Records for the task:
/---
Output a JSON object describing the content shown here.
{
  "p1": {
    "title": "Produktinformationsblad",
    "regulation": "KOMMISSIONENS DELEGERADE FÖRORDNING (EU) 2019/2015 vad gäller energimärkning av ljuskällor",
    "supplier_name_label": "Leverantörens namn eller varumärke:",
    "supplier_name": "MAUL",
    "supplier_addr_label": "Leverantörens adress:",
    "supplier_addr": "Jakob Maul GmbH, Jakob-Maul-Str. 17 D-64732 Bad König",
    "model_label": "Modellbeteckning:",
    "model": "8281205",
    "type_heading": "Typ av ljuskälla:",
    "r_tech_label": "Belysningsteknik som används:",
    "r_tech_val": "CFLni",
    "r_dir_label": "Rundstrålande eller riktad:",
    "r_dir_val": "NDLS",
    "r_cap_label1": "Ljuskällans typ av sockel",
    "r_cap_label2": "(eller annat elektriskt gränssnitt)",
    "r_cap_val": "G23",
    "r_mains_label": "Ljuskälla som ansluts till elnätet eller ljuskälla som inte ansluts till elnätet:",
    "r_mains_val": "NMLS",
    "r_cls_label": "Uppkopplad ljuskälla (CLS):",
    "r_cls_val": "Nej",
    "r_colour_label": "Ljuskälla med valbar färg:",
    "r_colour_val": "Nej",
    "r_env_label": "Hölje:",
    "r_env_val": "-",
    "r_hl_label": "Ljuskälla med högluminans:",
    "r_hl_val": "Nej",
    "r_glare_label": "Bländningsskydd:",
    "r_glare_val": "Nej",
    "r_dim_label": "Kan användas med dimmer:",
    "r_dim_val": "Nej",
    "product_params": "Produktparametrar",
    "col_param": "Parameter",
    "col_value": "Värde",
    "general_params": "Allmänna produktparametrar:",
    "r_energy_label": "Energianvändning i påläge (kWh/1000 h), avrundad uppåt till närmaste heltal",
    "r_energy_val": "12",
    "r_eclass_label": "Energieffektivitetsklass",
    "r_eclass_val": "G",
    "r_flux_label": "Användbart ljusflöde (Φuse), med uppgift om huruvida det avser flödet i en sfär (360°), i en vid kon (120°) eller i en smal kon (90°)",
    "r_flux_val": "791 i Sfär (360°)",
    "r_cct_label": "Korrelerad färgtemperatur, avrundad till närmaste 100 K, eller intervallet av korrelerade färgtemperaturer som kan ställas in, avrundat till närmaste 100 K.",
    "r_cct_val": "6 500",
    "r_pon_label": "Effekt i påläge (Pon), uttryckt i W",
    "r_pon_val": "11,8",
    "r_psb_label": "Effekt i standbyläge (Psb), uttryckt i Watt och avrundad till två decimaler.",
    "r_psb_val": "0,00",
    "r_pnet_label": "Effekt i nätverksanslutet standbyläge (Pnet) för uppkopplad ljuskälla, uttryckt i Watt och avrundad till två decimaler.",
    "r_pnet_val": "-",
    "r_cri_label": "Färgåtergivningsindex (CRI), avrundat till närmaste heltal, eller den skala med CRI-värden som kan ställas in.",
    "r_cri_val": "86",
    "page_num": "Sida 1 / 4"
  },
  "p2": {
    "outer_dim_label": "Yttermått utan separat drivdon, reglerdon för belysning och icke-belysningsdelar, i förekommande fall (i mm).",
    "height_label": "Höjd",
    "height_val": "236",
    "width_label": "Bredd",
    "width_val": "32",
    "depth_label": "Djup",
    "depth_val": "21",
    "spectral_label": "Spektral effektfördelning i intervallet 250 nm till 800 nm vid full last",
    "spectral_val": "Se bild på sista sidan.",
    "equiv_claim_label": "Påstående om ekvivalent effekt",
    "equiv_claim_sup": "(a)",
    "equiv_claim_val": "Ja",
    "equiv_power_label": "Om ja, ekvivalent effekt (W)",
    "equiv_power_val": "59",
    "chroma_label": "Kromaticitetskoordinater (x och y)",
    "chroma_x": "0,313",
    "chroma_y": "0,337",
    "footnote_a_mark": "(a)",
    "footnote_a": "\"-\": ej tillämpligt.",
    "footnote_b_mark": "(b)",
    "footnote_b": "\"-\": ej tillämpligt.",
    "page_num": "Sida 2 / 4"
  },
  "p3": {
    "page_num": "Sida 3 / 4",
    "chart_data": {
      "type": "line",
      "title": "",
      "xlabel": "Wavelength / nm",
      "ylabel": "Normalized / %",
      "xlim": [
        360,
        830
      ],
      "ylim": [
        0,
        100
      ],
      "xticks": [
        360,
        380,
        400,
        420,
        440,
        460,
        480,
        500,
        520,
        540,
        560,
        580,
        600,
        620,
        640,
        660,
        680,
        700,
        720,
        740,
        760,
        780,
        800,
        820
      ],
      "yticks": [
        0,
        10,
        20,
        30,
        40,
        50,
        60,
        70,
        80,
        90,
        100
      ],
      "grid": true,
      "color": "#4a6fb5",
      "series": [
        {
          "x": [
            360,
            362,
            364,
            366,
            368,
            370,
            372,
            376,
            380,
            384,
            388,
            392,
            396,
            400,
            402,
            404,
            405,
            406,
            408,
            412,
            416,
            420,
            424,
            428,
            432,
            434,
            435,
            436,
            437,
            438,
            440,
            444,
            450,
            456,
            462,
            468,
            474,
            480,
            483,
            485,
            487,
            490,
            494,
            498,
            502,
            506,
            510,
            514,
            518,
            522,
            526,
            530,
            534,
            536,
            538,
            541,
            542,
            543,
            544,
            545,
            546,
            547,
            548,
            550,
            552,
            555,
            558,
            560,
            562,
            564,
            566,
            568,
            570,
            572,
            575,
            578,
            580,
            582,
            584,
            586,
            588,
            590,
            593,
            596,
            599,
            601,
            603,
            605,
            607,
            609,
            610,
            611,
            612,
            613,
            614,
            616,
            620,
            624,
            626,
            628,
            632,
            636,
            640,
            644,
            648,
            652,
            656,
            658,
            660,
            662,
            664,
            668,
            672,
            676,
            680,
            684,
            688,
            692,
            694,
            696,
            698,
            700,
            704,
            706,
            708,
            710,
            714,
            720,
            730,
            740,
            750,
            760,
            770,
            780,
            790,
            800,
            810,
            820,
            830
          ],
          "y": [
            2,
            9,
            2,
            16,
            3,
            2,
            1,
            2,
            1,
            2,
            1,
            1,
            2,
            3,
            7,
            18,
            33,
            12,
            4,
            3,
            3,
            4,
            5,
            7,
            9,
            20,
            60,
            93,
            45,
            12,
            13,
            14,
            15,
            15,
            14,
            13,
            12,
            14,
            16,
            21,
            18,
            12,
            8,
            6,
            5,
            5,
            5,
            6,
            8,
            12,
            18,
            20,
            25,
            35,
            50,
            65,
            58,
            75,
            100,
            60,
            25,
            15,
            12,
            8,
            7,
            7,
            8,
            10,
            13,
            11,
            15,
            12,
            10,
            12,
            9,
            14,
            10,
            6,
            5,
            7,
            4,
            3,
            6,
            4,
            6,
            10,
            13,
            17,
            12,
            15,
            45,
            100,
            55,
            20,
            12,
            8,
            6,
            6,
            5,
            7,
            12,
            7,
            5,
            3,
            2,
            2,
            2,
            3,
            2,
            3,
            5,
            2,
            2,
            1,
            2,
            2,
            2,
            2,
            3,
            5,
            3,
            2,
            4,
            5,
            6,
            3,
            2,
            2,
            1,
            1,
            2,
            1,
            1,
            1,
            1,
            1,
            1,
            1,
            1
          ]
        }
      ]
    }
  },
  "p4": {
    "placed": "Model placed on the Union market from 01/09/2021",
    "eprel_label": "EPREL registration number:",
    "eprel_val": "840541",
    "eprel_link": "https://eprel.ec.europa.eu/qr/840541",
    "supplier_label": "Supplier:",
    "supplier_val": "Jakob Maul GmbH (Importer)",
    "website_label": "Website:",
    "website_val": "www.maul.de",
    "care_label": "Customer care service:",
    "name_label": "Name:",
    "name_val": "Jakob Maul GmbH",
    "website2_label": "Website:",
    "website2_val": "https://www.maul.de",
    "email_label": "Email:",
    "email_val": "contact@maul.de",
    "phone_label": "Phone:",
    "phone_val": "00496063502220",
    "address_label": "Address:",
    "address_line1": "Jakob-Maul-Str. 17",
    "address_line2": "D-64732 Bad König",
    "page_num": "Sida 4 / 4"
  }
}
\---
The task: Identify every line where the string "Jakob" appears.

Finished answer:
    "supplier_addr": "Jakob Maul GmbH, Jakob-Maul-Str. 17 D-64732 Bad König",
    "supplier_val": "Jakob Maul GmbH (Importer)",
    "name_val": "Jakob Maul GmbH",
    "address_line1": "Jakob-Maul-Str. 17",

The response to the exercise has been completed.